DESCRIPTION OF THE TASK → Copy out each line featuring the string "enter" from the entries beneath.

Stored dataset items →
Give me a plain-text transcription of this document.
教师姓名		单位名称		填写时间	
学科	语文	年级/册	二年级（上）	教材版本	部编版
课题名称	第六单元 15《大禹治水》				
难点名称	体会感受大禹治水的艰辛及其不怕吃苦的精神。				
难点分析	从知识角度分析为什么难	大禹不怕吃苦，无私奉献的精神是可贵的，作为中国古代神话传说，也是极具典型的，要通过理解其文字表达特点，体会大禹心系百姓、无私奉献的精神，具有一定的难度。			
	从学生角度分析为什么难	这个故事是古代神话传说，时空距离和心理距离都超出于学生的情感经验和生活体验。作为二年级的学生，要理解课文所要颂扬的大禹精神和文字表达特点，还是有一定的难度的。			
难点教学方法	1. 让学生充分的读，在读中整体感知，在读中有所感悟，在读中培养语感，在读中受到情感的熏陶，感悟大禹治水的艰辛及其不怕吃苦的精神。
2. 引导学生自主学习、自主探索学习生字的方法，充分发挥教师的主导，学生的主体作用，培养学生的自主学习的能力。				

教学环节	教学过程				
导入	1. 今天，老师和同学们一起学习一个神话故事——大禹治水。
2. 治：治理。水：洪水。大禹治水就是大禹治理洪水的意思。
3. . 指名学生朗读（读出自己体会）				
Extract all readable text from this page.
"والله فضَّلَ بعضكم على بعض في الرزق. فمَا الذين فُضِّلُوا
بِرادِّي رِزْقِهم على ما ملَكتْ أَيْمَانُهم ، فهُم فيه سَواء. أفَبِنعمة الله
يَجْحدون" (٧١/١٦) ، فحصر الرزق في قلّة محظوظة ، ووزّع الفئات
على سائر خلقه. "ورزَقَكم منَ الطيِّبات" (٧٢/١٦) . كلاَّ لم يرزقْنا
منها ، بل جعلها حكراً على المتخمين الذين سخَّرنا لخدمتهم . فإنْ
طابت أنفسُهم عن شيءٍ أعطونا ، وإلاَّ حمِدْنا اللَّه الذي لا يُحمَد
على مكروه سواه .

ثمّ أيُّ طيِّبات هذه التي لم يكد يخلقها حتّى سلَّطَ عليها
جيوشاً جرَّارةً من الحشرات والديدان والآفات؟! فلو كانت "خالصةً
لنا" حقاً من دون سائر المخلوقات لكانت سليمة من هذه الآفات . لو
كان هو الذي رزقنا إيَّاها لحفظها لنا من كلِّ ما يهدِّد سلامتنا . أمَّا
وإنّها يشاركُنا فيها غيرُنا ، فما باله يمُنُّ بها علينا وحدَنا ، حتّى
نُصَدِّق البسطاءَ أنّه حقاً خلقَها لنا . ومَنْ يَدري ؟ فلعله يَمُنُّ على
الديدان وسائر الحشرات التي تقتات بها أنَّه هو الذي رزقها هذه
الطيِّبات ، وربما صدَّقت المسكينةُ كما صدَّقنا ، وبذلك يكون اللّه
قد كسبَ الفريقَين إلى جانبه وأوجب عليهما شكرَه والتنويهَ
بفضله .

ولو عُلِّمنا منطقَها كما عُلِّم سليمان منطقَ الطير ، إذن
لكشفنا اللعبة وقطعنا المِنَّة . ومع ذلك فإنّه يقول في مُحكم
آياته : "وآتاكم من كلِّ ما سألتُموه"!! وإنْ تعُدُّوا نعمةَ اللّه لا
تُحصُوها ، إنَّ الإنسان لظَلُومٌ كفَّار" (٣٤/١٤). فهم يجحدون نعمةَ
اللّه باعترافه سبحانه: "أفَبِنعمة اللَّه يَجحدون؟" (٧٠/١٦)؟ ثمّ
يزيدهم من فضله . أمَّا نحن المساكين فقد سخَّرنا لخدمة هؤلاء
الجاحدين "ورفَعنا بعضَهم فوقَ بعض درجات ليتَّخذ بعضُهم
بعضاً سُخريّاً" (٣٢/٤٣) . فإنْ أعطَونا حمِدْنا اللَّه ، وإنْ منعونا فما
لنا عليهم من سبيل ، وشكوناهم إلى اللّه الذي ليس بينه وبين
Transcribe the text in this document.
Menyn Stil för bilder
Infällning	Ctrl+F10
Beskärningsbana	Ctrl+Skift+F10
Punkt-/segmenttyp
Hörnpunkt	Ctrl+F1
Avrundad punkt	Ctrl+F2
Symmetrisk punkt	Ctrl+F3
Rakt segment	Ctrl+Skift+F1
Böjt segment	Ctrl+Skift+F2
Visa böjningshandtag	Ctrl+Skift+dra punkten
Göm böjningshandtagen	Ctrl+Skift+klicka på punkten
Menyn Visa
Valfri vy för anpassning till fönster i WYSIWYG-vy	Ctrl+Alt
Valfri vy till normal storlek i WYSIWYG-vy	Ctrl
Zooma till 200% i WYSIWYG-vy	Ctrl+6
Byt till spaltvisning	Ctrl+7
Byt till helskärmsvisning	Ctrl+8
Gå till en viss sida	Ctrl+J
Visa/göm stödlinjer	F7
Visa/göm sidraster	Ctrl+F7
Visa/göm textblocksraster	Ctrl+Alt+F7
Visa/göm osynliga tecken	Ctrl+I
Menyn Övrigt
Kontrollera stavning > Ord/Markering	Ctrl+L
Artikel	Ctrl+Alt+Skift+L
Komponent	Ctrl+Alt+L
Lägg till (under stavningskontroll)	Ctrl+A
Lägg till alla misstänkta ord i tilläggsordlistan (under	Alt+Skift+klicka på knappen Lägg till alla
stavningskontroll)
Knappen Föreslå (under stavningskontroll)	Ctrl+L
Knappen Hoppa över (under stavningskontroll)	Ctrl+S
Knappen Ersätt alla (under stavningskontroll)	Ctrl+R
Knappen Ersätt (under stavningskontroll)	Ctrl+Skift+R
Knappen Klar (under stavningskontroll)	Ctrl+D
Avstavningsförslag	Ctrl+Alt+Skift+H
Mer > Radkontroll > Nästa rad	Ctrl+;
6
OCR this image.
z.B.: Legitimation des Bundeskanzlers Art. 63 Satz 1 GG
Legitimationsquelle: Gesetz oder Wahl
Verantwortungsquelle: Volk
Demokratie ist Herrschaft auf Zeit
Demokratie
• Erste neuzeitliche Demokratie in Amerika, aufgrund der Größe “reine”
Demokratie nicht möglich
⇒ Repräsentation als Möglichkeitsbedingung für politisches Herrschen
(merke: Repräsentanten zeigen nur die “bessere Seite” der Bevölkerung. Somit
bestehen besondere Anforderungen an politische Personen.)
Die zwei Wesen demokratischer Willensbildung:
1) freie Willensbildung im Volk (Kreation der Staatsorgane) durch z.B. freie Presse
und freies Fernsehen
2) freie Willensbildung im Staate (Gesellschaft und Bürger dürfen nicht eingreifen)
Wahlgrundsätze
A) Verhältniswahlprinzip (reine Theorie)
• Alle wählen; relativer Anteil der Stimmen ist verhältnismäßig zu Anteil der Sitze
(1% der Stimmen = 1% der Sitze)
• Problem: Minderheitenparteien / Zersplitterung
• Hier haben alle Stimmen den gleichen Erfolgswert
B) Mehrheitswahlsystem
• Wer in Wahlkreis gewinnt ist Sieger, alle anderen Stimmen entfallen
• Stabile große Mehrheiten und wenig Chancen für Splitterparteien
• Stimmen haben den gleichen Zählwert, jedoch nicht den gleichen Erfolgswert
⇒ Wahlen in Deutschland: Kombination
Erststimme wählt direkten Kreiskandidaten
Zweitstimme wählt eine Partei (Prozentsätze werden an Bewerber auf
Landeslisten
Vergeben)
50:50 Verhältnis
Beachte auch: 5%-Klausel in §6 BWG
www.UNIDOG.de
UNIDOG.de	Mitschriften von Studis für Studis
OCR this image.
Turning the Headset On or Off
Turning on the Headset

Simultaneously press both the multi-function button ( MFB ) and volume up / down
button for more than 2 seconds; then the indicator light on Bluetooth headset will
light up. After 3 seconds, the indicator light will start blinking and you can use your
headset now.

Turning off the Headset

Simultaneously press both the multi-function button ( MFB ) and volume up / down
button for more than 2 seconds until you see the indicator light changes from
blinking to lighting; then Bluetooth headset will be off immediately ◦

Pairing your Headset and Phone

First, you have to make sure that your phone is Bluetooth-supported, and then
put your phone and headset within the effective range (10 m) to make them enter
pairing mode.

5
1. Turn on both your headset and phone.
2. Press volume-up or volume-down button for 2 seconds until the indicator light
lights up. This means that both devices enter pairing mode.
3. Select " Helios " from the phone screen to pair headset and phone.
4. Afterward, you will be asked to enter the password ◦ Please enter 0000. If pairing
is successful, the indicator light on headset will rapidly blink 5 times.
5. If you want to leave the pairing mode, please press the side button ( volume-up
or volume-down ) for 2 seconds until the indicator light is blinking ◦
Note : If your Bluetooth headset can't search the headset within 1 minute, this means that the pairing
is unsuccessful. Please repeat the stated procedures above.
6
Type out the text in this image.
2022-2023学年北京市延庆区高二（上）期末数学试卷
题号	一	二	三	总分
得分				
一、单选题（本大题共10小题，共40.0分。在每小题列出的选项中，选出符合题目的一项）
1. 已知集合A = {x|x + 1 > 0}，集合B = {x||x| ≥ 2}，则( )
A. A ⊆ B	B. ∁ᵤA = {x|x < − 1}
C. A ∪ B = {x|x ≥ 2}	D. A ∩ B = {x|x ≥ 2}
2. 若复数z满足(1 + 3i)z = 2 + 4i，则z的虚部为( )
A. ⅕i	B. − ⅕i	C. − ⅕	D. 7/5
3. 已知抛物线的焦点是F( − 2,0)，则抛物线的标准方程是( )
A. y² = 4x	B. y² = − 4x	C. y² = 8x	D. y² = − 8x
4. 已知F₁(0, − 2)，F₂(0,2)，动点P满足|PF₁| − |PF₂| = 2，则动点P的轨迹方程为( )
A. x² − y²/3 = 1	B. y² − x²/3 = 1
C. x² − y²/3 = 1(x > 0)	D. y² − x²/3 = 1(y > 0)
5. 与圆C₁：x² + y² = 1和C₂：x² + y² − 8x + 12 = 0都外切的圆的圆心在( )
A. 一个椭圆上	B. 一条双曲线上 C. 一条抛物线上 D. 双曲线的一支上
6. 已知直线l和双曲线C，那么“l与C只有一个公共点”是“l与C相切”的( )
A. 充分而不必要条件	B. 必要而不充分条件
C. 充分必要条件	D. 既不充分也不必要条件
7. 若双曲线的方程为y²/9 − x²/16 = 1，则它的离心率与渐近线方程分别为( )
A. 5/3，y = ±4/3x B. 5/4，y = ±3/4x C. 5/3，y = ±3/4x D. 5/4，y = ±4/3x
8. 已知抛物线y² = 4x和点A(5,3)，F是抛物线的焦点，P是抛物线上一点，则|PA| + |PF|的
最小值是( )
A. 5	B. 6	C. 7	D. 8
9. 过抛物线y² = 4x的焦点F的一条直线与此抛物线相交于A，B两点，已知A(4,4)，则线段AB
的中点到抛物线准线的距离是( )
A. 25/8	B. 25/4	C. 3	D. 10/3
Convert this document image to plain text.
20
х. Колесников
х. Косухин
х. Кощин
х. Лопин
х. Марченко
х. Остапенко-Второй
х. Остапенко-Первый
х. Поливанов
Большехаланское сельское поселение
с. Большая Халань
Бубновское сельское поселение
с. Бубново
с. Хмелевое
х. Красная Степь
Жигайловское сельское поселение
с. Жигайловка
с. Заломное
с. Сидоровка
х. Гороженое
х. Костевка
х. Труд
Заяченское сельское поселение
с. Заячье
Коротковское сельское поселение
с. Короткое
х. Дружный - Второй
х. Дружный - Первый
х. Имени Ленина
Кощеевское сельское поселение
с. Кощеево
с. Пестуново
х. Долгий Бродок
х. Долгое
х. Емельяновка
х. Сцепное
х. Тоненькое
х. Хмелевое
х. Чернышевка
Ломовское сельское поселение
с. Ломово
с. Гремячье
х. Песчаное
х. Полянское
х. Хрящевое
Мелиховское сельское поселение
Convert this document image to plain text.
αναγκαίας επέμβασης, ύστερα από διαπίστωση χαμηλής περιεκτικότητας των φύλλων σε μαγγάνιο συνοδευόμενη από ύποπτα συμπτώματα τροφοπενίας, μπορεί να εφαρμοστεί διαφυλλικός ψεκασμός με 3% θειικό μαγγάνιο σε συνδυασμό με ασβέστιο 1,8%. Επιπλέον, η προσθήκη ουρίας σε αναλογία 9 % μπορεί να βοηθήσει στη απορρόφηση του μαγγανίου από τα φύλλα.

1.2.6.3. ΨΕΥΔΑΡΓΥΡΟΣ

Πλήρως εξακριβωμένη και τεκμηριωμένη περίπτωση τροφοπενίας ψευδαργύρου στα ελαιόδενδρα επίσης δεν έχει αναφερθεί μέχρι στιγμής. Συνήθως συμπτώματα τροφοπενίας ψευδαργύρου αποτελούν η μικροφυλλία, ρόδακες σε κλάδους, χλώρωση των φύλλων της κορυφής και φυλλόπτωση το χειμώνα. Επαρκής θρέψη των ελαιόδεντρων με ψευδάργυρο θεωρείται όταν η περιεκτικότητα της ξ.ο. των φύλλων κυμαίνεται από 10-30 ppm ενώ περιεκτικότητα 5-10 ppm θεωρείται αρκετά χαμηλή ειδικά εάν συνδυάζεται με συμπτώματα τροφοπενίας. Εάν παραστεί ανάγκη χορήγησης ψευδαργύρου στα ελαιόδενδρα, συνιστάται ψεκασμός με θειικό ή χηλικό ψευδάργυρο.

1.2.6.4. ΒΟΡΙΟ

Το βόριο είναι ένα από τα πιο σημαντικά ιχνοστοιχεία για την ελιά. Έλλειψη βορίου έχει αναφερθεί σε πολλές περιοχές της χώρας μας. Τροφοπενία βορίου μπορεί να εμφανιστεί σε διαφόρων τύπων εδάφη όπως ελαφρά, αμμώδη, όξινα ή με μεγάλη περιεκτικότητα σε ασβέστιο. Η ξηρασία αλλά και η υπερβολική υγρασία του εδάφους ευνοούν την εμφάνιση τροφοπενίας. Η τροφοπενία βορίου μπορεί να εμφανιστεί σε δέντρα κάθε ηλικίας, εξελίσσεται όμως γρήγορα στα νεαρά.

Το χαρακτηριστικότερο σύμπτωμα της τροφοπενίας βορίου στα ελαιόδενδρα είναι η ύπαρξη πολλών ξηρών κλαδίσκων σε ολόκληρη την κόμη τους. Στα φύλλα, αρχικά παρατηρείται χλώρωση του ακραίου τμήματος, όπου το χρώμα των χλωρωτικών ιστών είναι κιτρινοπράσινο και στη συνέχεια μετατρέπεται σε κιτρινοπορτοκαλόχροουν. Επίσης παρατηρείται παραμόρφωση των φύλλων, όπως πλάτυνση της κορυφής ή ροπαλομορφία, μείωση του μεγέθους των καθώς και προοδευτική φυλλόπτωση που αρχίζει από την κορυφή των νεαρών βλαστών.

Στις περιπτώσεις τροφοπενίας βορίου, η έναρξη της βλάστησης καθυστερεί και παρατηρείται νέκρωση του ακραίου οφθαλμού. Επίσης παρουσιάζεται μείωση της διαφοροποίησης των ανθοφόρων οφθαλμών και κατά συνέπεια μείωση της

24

ANSWER TO THE TASK →
put your phone and headset within the effective range (10 m) to make them enter
lights up. This means that both devices enter pairing mode.
4. Afterward, you will be asked to enter the password ◦ Please enter 0000. If pairing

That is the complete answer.